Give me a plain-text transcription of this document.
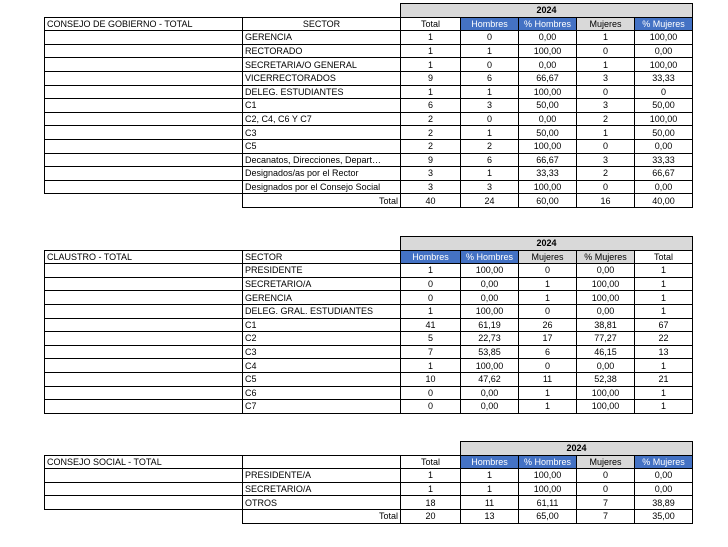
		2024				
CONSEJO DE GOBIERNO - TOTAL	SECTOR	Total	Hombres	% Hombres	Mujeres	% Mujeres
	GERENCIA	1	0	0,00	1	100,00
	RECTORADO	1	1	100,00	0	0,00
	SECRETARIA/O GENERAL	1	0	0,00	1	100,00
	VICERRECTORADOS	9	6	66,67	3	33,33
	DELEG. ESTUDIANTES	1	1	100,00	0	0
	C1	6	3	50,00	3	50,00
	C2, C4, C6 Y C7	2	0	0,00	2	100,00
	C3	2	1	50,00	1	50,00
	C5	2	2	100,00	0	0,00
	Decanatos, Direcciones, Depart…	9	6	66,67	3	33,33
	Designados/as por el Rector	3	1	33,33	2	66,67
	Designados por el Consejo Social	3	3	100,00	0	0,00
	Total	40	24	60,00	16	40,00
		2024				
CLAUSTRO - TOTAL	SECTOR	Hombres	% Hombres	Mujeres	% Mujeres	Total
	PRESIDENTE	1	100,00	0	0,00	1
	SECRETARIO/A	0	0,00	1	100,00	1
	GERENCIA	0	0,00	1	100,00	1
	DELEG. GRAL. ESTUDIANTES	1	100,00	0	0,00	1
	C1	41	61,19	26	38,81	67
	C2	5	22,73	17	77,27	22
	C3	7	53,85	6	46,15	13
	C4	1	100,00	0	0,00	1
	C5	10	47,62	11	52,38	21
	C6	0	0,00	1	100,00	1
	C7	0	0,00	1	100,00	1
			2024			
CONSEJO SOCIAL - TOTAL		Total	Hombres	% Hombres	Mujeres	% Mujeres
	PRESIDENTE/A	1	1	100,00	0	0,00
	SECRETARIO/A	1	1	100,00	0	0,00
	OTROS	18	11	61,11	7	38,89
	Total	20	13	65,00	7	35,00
____
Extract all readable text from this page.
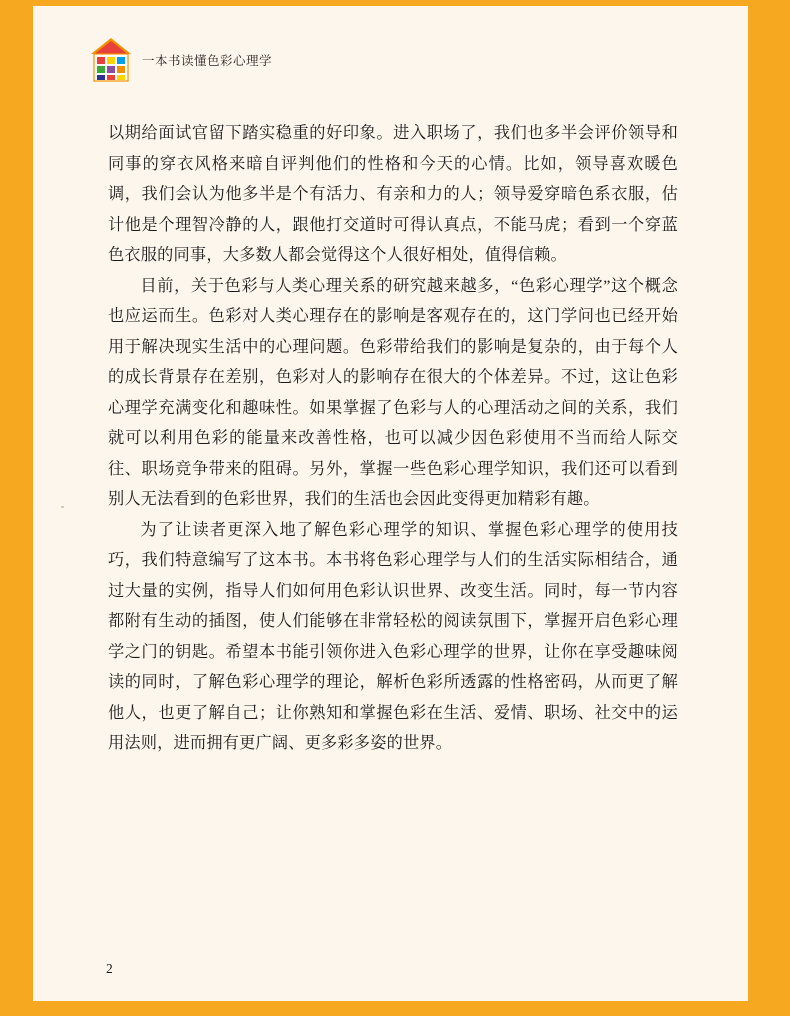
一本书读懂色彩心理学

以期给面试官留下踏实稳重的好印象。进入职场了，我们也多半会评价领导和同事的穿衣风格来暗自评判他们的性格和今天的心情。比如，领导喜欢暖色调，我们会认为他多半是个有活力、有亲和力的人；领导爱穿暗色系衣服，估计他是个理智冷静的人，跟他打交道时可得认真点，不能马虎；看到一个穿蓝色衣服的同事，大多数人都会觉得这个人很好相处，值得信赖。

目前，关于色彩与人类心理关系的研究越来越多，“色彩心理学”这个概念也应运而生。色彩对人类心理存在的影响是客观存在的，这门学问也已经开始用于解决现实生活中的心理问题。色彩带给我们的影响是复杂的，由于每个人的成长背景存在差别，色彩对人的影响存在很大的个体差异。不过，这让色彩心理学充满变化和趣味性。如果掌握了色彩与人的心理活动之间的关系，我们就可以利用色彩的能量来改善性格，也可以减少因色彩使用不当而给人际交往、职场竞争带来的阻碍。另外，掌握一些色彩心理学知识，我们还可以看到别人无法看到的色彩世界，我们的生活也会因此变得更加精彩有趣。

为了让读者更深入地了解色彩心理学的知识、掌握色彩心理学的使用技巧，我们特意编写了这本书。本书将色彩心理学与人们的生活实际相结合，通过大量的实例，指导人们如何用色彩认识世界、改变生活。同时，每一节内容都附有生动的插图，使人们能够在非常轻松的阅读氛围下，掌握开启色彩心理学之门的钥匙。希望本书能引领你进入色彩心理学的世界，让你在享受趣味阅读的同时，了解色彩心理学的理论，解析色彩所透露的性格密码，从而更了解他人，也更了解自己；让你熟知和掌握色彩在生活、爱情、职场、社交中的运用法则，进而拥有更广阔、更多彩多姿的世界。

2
____
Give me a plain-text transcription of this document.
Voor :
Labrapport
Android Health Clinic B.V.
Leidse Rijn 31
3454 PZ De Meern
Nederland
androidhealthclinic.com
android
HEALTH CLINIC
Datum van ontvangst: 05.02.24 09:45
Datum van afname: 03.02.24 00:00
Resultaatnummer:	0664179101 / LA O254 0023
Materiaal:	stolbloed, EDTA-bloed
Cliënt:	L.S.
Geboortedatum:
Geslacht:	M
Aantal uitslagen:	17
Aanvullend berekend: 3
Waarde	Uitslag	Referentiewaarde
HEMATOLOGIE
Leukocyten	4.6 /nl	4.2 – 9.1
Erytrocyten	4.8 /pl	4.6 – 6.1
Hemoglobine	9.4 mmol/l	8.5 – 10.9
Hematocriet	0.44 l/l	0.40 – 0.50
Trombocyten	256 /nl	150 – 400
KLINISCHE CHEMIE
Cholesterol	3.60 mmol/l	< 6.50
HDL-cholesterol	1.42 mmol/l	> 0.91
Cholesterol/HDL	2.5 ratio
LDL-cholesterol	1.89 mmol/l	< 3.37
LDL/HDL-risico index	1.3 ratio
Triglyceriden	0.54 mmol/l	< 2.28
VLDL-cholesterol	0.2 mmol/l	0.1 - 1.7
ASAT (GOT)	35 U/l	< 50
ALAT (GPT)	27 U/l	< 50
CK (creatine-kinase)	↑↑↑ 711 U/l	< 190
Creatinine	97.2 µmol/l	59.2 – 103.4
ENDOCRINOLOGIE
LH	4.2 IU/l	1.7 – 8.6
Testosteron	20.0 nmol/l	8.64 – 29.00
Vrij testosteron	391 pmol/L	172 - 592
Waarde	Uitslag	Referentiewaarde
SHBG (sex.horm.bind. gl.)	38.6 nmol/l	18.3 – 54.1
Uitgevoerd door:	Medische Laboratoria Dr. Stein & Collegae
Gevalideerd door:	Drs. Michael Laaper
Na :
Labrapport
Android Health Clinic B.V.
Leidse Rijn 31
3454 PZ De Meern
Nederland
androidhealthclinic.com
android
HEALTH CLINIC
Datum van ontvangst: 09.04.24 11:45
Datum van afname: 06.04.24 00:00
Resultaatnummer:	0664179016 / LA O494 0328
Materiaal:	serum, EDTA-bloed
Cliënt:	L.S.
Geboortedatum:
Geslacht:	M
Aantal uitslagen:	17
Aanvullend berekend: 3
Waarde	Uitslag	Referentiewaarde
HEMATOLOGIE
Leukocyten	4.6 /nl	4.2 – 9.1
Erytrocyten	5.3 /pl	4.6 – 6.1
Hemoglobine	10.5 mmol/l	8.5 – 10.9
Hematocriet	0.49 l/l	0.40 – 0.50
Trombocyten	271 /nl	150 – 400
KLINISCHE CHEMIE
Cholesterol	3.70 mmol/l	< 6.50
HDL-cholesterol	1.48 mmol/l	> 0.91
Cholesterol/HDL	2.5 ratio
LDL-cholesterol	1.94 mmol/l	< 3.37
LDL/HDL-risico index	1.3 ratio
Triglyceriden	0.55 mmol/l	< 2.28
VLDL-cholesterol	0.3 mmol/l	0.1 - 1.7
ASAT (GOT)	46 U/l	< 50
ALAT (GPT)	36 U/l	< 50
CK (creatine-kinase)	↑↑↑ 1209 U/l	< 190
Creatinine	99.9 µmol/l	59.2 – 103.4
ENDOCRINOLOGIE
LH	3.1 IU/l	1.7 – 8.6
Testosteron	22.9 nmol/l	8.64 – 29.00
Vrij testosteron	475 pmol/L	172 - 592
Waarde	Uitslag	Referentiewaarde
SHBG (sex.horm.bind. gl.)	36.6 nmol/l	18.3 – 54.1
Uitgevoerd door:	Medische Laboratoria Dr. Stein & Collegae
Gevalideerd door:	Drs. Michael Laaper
____
GIVEN PROBLEM: Go through the data and gather every line that holds "Hombres".

WORKED SOLUTION:
CONSEJO DE GOBIERNO - TOTAL	SECTOR	Total	Hombres	% Hombres	Mujeres	% Mujeres
CLAUSTRO - TOTAL	SECTOR	Hombres	% Hombres	Mujeres	% Mujeres	Total
CONSEJO SOCIAL - TOTAL		Total	Hombres	% Hombres	Mujeres	% Mujeres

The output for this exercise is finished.